EXERCISE DATA:
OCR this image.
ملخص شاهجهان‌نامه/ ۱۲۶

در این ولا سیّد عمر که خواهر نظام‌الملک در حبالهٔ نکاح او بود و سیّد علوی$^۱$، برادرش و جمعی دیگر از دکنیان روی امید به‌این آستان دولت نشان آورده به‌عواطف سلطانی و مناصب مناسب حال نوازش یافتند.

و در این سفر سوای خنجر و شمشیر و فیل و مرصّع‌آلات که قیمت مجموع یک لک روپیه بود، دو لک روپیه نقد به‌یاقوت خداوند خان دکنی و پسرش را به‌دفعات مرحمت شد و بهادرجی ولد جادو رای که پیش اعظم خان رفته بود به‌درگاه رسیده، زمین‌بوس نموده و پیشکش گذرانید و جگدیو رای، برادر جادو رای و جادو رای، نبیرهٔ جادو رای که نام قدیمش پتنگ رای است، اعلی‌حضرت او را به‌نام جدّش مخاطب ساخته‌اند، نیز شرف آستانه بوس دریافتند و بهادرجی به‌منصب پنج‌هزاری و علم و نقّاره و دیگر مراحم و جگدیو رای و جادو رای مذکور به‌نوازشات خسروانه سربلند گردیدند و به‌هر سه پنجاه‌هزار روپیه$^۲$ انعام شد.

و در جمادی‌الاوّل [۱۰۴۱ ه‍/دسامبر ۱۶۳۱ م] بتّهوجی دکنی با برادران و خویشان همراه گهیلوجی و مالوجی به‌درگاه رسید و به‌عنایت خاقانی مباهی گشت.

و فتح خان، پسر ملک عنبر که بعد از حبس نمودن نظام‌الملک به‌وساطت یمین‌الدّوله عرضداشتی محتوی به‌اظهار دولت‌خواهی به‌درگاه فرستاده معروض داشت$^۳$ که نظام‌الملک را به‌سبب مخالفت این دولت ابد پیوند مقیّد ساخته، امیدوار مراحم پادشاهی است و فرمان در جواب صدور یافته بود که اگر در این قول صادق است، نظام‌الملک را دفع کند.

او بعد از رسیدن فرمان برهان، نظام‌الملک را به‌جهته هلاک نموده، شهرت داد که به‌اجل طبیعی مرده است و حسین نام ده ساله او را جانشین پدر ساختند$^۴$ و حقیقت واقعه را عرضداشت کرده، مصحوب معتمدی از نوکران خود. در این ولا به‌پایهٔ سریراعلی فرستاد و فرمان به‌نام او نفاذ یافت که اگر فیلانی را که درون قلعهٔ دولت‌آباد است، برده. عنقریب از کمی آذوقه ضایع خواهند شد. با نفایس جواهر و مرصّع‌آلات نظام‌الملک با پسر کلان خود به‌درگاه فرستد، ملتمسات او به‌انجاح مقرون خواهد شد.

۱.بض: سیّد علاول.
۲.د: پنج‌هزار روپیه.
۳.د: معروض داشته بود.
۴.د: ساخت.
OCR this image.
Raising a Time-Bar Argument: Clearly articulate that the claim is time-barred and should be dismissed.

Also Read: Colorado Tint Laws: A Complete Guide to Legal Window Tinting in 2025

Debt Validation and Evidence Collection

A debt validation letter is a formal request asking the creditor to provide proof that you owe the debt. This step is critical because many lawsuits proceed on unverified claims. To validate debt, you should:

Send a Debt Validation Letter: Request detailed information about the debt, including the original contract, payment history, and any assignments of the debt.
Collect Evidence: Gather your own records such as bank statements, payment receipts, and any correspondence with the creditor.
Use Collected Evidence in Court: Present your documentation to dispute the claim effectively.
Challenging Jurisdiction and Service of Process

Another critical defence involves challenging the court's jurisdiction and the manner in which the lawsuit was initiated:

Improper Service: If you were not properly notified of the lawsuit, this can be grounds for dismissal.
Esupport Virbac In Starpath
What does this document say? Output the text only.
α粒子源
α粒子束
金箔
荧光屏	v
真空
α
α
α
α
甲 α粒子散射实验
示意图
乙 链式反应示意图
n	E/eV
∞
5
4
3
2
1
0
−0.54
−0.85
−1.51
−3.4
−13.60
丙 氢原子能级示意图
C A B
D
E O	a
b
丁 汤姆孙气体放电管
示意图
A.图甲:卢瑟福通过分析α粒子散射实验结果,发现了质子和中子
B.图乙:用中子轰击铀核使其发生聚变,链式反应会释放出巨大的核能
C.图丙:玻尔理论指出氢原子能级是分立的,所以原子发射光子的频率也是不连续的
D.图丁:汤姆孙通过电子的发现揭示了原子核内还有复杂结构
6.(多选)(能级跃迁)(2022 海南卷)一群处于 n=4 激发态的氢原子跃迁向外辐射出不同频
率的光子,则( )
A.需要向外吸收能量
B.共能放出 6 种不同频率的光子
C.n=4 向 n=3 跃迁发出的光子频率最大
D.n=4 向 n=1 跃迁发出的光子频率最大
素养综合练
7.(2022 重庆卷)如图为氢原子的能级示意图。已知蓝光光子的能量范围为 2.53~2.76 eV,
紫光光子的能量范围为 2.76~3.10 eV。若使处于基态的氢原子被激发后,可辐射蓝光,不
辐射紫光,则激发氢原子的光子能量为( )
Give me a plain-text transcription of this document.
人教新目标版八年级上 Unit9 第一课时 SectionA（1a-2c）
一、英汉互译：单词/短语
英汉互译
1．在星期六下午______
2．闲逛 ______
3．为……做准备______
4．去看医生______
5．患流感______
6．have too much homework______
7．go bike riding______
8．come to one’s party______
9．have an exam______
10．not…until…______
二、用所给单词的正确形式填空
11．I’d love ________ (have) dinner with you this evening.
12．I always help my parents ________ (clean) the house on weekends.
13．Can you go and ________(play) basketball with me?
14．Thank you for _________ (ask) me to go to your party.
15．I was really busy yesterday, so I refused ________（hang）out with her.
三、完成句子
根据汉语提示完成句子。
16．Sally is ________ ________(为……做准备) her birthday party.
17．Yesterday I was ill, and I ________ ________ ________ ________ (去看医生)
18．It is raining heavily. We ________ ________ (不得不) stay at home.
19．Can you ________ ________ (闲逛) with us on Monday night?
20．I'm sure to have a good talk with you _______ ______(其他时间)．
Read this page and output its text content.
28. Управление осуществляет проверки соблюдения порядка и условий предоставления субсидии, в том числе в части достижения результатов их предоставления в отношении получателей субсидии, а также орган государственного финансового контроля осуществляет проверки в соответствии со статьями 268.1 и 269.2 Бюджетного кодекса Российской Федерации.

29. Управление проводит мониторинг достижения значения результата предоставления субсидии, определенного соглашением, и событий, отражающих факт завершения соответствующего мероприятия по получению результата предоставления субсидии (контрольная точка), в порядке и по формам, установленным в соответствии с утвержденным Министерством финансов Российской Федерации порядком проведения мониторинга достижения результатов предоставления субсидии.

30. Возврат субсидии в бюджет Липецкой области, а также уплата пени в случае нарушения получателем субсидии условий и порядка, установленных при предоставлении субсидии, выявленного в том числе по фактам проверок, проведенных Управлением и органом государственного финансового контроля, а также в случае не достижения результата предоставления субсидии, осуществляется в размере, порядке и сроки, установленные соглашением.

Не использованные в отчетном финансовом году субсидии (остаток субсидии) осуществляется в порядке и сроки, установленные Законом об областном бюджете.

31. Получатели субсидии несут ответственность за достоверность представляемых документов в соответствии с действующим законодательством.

WHAT YOU SHOULD DO: Determine how many lines above contain "跃迁发出的光子频率最大" as a word or string. Give the number alone.

FULL RESPONSE: 2